(Data entries)
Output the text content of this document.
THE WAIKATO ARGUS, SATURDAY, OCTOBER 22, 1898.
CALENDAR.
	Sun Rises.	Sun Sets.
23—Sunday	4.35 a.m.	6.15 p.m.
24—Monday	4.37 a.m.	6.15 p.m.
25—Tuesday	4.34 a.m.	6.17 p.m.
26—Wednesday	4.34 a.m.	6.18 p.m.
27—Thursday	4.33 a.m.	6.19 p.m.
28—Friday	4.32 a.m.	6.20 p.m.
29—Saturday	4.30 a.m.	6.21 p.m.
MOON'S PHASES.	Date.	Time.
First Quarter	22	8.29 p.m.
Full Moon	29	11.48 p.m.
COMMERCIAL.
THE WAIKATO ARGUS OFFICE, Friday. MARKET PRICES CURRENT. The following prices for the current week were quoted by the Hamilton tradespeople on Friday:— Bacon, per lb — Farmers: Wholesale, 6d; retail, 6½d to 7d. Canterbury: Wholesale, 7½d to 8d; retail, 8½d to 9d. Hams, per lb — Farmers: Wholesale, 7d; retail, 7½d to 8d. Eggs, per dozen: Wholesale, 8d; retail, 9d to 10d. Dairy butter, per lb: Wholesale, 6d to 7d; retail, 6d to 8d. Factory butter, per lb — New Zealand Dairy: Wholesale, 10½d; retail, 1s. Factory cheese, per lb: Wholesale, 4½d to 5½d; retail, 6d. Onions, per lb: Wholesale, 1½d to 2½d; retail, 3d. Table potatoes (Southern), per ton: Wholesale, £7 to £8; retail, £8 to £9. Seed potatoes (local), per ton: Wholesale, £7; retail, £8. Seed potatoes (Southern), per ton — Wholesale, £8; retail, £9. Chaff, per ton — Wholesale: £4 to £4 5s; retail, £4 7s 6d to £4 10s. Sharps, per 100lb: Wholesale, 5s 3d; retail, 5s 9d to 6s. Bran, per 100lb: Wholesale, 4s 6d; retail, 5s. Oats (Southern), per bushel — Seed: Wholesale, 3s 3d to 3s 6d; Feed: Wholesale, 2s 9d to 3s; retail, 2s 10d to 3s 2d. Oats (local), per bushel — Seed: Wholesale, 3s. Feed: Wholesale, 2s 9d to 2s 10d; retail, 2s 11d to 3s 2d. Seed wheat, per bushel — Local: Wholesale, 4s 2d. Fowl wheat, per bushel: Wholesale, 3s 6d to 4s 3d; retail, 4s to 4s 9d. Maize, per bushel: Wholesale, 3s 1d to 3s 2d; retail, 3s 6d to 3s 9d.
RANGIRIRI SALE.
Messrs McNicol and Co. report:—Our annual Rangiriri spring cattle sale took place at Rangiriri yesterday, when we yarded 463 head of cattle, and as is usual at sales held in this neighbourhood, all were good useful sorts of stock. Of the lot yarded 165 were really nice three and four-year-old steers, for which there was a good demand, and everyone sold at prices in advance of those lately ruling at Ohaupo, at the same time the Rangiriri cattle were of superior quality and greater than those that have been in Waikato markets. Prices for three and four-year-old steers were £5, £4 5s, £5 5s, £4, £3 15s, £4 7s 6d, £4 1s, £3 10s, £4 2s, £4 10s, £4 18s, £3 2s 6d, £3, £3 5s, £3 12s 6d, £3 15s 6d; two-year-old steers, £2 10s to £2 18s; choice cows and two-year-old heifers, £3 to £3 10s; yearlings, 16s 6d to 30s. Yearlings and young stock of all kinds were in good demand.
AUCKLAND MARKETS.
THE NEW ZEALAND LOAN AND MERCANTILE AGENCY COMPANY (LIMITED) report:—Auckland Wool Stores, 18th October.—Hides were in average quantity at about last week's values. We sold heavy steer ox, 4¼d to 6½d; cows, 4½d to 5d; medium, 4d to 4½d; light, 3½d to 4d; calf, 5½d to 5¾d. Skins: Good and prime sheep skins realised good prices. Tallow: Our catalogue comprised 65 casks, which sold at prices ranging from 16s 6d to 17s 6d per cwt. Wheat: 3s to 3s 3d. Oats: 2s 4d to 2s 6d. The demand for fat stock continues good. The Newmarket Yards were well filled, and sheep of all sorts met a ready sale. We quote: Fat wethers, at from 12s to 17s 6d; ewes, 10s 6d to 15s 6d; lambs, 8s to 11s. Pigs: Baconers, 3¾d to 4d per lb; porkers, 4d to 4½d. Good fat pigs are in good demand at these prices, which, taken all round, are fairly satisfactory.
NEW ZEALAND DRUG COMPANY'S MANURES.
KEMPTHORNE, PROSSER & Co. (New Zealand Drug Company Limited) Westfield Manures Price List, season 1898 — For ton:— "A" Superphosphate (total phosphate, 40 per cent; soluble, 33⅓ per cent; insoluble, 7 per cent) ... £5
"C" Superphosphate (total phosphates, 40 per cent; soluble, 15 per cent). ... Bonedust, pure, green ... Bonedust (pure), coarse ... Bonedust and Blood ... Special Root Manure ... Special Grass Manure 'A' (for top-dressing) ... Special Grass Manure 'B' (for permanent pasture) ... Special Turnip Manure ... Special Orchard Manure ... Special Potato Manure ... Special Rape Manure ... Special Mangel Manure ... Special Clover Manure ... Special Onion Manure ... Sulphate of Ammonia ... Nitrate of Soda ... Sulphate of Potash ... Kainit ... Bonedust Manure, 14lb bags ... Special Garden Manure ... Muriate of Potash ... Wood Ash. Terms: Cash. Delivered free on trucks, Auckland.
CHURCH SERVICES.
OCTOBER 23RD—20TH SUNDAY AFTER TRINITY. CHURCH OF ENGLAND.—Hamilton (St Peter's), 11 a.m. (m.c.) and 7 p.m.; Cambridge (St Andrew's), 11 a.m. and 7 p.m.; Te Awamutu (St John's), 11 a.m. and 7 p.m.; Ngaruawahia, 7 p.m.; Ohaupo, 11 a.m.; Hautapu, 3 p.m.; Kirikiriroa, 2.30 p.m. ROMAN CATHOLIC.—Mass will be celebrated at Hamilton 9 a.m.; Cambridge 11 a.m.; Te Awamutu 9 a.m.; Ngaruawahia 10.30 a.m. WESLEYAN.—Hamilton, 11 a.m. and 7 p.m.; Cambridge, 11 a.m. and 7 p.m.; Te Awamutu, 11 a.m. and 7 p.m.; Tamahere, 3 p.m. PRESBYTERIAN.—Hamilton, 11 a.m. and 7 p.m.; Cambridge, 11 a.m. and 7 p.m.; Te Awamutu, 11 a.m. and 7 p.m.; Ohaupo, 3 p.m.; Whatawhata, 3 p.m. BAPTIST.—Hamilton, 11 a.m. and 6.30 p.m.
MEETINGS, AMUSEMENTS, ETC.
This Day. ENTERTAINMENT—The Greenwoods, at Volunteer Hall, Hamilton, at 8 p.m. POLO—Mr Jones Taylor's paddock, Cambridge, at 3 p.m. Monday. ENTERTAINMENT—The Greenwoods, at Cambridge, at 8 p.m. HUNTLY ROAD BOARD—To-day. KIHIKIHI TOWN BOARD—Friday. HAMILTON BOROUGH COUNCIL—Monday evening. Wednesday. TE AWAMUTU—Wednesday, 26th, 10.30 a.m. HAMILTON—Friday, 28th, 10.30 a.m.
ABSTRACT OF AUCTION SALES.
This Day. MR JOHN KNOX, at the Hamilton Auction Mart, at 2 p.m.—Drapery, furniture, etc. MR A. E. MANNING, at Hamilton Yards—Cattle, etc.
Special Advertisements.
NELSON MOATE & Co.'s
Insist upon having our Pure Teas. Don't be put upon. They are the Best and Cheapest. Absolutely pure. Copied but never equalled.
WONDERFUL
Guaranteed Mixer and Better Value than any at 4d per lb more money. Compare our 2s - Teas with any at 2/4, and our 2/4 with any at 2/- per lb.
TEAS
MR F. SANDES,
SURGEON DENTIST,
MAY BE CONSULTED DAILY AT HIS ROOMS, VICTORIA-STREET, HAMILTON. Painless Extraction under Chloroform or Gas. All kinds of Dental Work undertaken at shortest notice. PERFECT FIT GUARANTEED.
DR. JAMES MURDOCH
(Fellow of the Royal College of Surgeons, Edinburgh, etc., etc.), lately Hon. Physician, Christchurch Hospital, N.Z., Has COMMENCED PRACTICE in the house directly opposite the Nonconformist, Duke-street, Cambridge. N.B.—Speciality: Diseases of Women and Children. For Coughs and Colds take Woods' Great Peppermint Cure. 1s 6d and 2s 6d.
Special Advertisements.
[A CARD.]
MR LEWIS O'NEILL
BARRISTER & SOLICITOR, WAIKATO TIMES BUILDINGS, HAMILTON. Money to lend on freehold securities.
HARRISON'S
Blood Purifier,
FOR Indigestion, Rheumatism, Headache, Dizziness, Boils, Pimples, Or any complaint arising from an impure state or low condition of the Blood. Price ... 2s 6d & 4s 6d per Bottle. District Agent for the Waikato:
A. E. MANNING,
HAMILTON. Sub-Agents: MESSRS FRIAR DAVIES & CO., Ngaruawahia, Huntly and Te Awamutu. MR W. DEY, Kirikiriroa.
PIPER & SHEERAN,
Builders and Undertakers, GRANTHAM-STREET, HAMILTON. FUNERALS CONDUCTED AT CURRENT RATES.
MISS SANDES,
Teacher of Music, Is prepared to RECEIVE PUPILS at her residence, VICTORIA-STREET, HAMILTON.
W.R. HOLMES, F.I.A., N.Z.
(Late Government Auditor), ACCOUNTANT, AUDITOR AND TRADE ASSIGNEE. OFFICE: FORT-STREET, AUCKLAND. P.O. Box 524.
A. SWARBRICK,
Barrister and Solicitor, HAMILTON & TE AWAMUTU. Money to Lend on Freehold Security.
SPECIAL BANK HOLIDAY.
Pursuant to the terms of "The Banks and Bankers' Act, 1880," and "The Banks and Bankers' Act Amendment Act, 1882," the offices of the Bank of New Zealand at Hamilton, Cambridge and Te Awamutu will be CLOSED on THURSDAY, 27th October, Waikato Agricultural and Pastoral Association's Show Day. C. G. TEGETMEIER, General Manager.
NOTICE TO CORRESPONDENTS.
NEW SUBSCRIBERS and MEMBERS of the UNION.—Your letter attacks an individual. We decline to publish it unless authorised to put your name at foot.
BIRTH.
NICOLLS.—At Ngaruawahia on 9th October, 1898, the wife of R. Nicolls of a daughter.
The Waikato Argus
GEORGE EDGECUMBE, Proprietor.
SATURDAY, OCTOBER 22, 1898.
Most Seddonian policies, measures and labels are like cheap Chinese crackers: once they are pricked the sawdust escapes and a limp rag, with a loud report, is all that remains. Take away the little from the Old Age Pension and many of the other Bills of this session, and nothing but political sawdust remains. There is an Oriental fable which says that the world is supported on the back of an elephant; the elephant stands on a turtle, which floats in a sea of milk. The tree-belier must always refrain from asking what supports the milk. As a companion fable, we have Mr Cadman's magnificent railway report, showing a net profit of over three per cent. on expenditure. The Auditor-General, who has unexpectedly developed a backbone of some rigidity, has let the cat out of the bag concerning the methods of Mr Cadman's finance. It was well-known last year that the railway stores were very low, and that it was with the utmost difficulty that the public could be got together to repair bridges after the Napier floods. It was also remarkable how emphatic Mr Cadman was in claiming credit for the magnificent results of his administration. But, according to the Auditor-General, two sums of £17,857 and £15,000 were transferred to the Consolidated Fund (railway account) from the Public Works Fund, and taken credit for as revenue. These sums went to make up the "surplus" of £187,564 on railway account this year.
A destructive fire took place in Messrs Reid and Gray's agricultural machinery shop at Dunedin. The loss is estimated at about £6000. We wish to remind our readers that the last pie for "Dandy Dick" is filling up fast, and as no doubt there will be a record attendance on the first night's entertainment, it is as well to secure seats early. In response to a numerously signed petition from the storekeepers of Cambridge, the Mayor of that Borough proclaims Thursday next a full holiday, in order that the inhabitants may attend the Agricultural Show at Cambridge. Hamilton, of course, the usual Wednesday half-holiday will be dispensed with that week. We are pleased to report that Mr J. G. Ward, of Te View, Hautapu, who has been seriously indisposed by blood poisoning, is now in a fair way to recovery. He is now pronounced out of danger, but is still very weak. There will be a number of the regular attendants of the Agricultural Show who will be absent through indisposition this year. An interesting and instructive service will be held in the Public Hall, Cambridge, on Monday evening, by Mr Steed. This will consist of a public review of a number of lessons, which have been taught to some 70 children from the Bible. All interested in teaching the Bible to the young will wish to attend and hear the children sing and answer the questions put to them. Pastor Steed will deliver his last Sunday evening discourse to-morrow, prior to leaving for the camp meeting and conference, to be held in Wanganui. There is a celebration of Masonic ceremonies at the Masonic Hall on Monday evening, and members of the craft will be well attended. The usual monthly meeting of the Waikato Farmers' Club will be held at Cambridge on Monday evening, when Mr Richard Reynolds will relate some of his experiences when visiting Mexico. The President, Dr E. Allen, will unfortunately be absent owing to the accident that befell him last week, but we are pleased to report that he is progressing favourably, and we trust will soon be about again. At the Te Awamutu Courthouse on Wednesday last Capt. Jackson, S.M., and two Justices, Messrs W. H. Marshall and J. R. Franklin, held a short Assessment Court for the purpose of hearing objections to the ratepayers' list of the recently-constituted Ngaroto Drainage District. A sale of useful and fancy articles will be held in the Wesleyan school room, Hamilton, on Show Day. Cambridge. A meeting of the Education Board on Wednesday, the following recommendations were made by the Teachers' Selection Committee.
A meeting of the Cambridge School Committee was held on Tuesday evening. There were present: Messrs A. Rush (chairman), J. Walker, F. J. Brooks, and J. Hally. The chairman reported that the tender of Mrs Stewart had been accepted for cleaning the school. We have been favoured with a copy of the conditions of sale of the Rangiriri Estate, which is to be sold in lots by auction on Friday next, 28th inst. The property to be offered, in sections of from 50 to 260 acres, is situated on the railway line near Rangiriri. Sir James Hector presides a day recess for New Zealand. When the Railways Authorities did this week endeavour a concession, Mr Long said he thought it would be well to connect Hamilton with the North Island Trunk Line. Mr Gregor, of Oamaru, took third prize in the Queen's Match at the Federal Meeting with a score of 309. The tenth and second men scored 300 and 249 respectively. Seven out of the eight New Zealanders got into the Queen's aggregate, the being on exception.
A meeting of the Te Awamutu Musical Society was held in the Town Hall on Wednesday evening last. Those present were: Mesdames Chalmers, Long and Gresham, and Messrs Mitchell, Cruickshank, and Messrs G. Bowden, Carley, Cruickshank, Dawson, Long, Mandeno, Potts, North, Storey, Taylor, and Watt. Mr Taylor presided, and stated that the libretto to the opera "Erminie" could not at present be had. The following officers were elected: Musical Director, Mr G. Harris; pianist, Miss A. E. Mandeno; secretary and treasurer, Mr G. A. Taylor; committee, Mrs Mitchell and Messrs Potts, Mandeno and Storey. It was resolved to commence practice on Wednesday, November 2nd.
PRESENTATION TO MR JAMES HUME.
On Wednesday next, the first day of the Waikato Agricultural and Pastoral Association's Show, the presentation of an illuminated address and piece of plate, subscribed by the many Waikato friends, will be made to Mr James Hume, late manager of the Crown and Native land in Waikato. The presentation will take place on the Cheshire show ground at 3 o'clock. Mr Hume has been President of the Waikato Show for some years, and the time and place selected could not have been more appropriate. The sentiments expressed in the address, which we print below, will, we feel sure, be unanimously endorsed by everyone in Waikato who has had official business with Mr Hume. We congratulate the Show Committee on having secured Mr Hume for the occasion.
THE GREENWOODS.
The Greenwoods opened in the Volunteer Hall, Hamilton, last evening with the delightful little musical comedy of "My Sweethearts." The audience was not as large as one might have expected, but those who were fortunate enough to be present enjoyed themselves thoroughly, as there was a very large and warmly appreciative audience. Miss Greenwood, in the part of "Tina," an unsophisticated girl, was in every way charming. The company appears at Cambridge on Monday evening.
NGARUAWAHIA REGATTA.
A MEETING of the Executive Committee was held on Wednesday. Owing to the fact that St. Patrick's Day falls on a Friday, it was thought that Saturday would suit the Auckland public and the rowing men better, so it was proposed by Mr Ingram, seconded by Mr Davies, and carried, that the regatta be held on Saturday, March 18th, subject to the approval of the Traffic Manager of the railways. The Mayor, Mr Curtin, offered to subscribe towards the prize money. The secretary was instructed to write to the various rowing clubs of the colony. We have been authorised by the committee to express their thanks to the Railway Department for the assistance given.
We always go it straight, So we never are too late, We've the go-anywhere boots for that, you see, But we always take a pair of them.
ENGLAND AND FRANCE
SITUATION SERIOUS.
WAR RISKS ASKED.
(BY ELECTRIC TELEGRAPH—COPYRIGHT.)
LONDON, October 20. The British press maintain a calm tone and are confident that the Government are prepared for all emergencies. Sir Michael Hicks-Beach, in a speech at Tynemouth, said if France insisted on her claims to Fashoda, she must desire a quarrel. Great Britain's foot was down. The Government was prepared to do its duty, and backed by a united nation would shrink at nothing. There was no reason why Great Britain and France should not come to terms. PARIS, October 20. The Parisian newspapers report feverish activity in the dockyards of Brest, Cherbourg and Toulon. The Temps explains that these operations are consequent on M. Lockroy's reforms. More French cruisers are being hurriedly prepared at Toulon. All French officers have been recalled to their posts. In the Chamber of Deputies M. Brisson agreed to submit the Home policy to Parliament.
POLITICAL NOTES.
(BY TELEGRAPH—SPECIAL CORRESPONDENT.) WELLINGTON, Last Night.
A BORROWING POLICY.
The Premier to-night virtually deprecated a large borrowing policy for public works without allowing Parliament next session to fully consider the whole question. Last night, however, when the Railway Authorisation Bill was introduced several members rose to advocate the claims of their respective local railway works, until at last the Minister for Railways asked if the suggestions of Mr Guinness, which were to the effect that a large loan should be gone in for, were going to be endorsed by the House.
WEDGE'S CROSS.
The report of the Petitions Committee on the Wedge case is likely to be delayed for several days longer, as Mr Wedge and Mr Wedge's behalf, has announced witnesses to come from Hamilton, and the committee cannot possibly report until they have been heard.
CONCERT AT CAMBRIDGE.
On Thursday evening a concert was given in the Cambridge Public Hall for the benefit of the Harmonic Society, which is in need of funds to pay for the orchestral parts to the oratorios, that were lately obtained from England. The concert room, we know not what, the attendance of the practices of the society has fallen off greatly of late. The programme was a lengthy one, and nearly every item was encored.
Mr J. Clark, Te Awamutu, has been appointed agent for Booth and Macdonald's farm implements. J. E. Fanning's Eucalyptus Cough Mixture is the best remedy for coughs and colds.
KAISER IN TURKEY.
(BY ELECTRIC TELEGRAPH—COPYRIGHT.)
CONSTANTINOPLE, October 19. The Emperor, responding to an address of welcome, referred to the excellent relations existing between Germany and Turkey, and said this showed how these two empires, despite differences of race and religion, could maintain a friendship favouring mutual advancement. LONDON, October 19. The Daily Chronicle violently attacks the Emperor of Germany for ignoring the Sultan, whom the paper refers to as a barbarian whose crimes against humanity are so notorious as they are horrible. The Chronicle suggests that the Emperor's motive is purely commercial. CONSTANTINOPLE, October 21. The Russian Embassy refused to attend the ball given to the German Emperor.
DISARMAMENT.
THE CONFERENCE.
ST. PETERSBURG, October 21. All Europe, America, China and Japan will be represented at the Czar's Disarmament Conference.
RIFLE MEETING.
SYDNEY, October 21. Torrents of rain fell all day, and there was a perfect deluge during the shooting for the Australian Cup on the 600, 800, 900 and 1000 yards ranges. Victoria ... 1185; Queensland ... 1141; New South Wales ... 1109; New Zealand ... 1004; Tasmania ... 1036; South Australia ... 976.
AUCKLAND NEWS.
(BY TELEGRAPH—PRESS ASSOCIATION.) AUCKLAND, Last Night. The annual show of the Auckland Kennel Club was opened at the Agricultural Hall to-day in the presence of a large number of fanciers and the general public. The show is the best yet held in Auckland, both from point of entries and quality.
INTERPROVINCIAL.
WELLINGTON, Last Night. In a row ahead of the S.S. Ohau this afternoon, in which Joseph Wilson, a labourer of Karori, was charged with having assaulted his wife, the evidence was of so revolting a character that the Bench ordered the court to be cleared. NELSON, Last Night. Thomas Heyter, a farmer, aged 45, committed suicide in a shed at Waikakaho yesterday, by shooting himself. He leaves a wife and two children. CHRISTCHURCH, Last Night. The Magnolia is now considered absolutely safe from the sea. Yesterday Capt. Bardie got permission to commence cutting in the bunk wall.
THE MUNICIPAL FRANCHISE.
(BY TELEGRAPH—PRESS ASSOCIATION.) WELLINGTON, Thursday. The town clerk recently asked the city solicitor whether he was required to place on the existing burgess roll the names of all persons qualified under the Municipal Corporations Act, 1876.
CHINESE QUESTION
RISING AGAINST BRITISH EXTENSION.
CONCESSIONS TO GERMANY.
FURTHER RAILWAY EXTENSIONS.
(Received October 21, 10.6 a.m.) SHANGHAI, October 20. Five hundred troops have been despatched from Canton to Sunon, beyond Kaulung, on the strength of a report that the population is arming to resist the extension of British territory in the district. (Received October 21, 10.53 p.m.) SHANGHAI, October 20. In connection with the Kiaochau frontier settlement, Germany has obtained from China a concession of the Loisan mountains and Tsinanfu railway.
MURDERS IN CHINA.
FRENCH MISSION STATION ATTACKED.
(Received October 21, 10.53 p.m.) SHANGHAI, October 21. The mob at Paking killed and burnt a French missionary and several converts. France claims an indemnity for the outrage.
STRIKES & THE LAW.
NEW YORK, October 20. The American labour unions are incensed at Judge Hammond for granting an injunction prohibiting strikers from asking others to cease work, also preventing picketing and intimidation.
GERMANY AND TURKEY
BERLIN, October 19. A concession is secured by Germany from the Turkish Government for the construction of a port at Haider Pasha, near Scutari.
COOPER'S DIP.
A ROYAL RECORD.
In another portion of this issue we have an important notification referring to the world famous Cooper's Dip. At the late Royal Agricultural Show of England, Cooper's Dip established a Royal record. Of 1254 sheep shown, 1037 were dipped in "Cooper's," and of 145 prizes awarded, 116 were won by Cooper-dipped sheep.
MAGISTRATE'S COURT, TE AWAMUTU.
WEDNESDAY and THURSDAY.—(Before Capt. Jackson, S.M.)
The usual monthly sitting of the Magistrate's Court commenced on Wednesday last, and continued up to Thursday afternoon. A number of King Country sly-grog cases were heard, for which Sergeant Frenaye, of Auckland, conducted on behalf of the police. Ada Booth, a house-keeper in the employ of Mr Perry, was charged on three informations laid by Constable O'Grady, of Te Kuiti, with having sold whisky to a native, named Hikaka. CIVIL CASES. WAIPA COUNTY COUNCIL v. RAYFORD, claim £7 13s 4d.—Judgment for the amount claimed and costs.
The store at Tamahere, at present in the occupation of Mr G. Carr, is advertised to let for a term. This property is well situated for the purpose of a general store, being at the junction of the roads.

▶ _WHAT THIS TASK INVOLVES_:
Using the listing above, pick out each line that contains the word "SHANGHAI", then copy it.

▶ _OUTPUT OF THE TASK_:
(Received October 21, 10.6 a.m.) SHANGHAI, October 20. Five hundred troops have been despatched from Canton to Sunon, beyond Kaulung, on the strength of a report that the population is arming to resist the extension of British territory in the district. (Received October 21, 10.53 p.m.) SHANGHAI, October 20. In connection with the Kiaochau frontier settlement, Germany has obtained from China a concession of the Loisan mountains and Tsinanfu railway.
(Received October 21, 10.53 p.m.) SHANGHAI, October 21. The mob at Paking killed and burnt a French missionary and several converts. France claims an indemnity for the outrage.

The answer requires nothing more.